### PROBLEM DETAILS
For these records, count the lines containing the word "ἐστὶ" and respond with the number alone.

### DATA PROVIDED
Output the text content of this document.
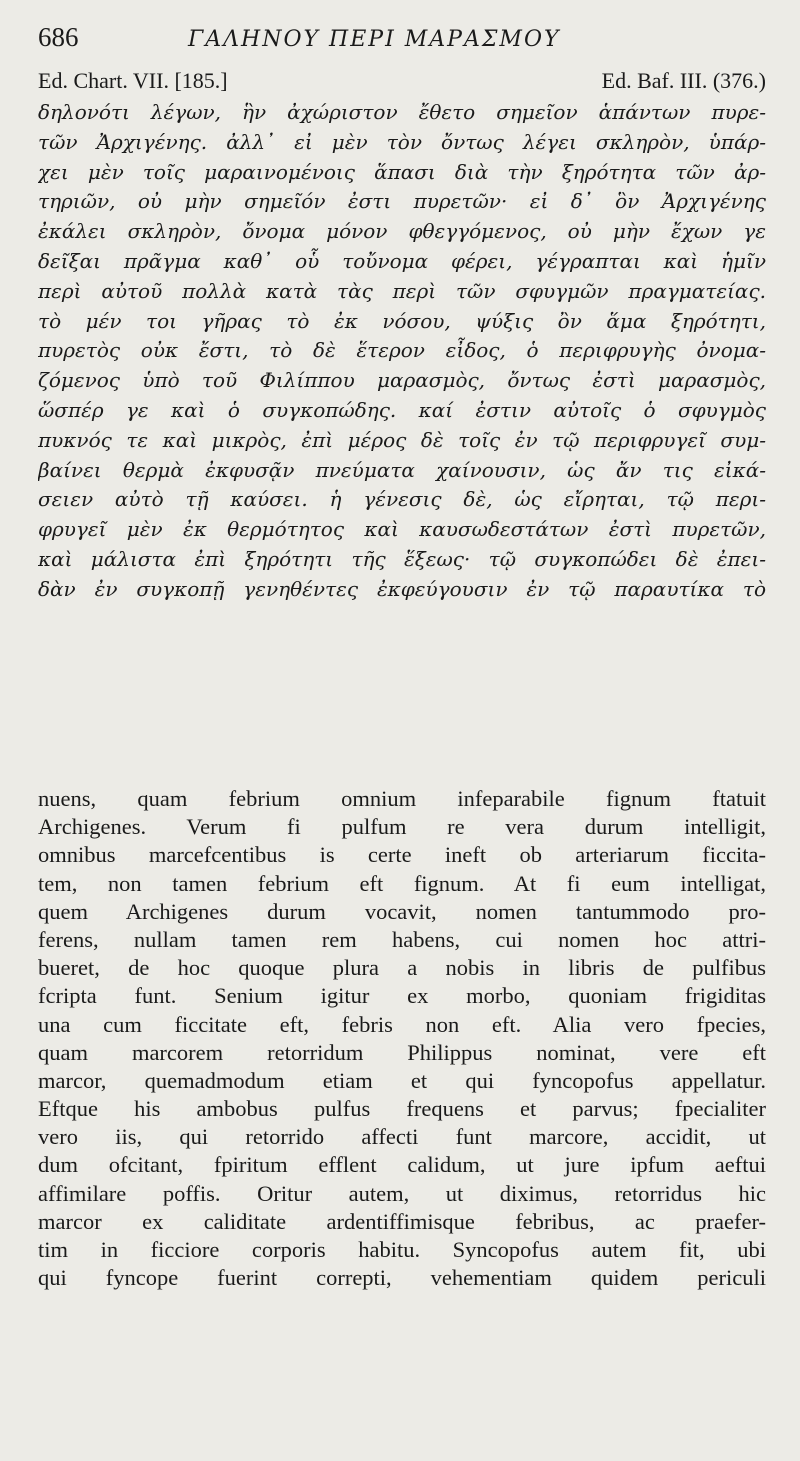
686	ΓΑΛΗΝΟΥ ΠΕΡΙ ΜΑΡΑΣΜΟΥ
Ed. Chart. VII. [185.]	Ed. Baf. III. (376.)
δηλονότι λέγων, ἣν ἀχώριστον ἔθετο σημεῖον ἁπάντων πυρε-
τῶν Ἀρχιγένης. ἀλλ᾽ εἰ μὲν τὸν ὄντως λέγει σκληρὸν, ὑπάρ-
χει μὲν τοῖς μαραινομένοις ἅπασι διὰ τὴν ξηρότητα τῶν ἀρ-
τηριῶν, οὐ μὴν σημεῖόν ἐστι πυρετῶν· εἰ δ᾽ ὃν Ἀρχιγένης
ἐκάλει σκληρὸν, ὄνομα μόνον φθεγγόμενος, οὐ μὴν ἔχων γε
δεῖξαι πρᾶγμα καθ᾽ οὗ τοὔνομα φέρει, γέγραπται καὶ ἡμῖν
περὶ αὐτοῦ πολλὰ κατὰ τὰς περὶ τῶν σφυγμῶν πραγματείας.
τὸ μέν τοι γῆρας τὸ ἐκ νόσου, ψύξις ὂν ἅμα ξηρότητι,
πυρετὸς οὐκ ἔστι, τὸ δὲ ἕτερον εἶδος, ὁ περιφρυγὴς ὀνομα-
ζόμενος ὑπὸ τοῦ Φιλίππου μαρασμὸς, ὄντως ἐστὶ μαρασμὸς,
ὥσπέρ γε καὶ ὁ συγκοπώδης. καί ἐστιν αὐτοῖς ὁ σφυγμὸς
πυκνός τε καὶ μικρὸς, ἐπὶ μέρος δὲ τοῖς ἐν τῷ περιφρυγεῖ συμ-
βαίνει θερμὰ ἐκφυσᾷν πνεύματα χαίνουσιν, ὡς ἄν τις εἰκά-
σειεν αὐτὸ τῇ καύσει. ἡ γένεσις δὲ, ὡς εἴρηται, τῷ περι-
φρυγεῖ μὲν ἐκ θερμότητος καὶ καυσωδεστάτων ἐστὶ πυρετῶν,
καὶ μάλιστα ἐπὶ ξηρότητι τῆς ἕξεως· τῷ συγκοπώδει δὲ ἐπει-
δὰν ἐν συγκοπῇ γενηθέντες ἐκφεύγουσιν ἐν τῷ παραυτίκα τὸ
nuens, quam febrium omnium infeparabile fignum ftatuit
Archigenes. Verum fi pulfum re vera durum intelligit,
omnibus marcefcentibus is certe ineft ob arteriarum ficcita-
tem, non tamen febrium eft fignum. At fi eum intelligat,
quem Archigenes durum vocavit, nomen tantummodo pro-
ferens, nullam tamen rem habens, cui nomen hoc attri-
bueret, de hoc quoque plura a nobis in libris de pulfibus
fcripta funt. Senium igitur ex morbo, quoniam frigiditas
una cum ficcitate eft, febris non eft. Alia vero fpecies,
quam marcorem retorridum Philippus nominat, vere eft
marcor, quemadmodum etiam et qui fyncopofus appellatur.
Eftque his ambobus pulfus frequens et parvus; fpecialiter
vero iis, qui retorrido affecti funt marcore, accidit, ut
dum ofcitant, fpiritum efflent calidum, ut jure ipfum aeftui
affimilare poffis. Oritur autem, ut diximus, retorridus hic
marcor ex caliditate ardentiffimisque febribus, ac praefer-
tim in ficciore corporis habitu. Syncopofus autem fit, ubi
qui fyncope fuerint correpti, vehementiam quidem periculi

### OUTPUT BELOW
2